# EXERCISE INSTRUCTIONS:
Output each entry below as it stands, leaving out every picture.
-------------------------
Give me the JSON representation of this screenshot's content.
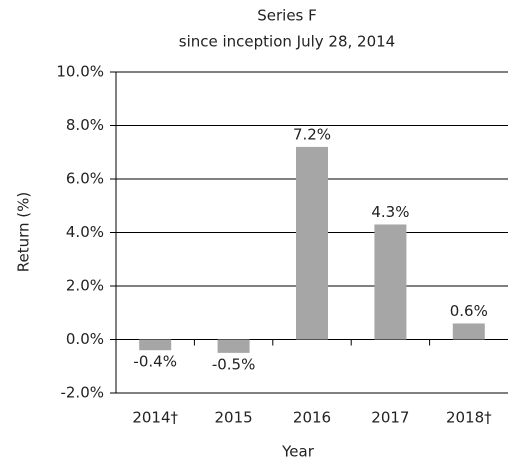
{
  "chart_data": {
    "type": "bar",
    "title": "Series F",
    "subtitle": "since inception July 28, 2014",
    "x_label": "Year",
    "y_label": "Return (%)",
    "categories": [
      "2014†",
      "2015",
      "2016",
      "2017",
      "2018†"
    ],
    "values": [
      -0.4,
      -0.5,
      7.2,
      4.3,
      0.6
    ],
    "value_labels": [
      "-0.4%",
      "-0.5%",
      "7.2%",
      "4.3%",
      "0.6%"
    ],
    "color": "#a6a6a6",
    "ylim": [
      -2,
      10
    ],
    "yticks": [
      {
        "value": -2,
        "label": "-2.0%"
      },
      {
        "value": 0,
        "label": "0.0%"
      },
      {
        "value": 2,
        "label": "2.0%"
      },
      {
        "value": 4,
        "label": "4.0%"
      },
      {
        "value": 6,
        "label": "6.0%"
      },
      {
        "value": 8,
        "label": "8.0%"
      },
      {
        "value": 10,
        "label": "10.0%"
      }
    ],
    "grid": true
  }
}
-------------------------
# SOLUTION TO THIS TASK:
Give me the JSON representation of this screenshot's content.
{
  "chart_data": {
    "type": "bar",
    "title": "Series F",
    "subtitle": "since inception July 28, 2014",
    "x_label": "Year",
    "y_label": "Return (%)",
    "categories": [
      "2014†",
      "2015",
      "2016",
      "2017",
      "2018†"
    ],
    "values": [
      -0.4,
      -0.5,
      7.2,
      4.3,
      0.6
    ],
    "value_labels": [
      "-0.4%",
      "-0.5%",
      "7.2%",
      "4.3%",
      "0.6%"
    ],
    "color": "#a6a6a6",
    "ylim": [
      -2,
      10
    ],
    "yticks": [
      {
        "value": -2,
        "label": "-2.0%"
      },
      {
        "value": 0,
        "label": "0.0%"
      },
      {
        "value": 2,
        "label": "2.0%"
      },
      {
        "value": 4,
        "label": "4.0%"
      },
      {
        "value": 6,
        "label": "6.0%"
      },
      {
        "value": 8,
        "label": "8.0%"
      },
      {
        "value": 10,
        "label": "10.0%"
      }
    ],
    "grid": true
  }
}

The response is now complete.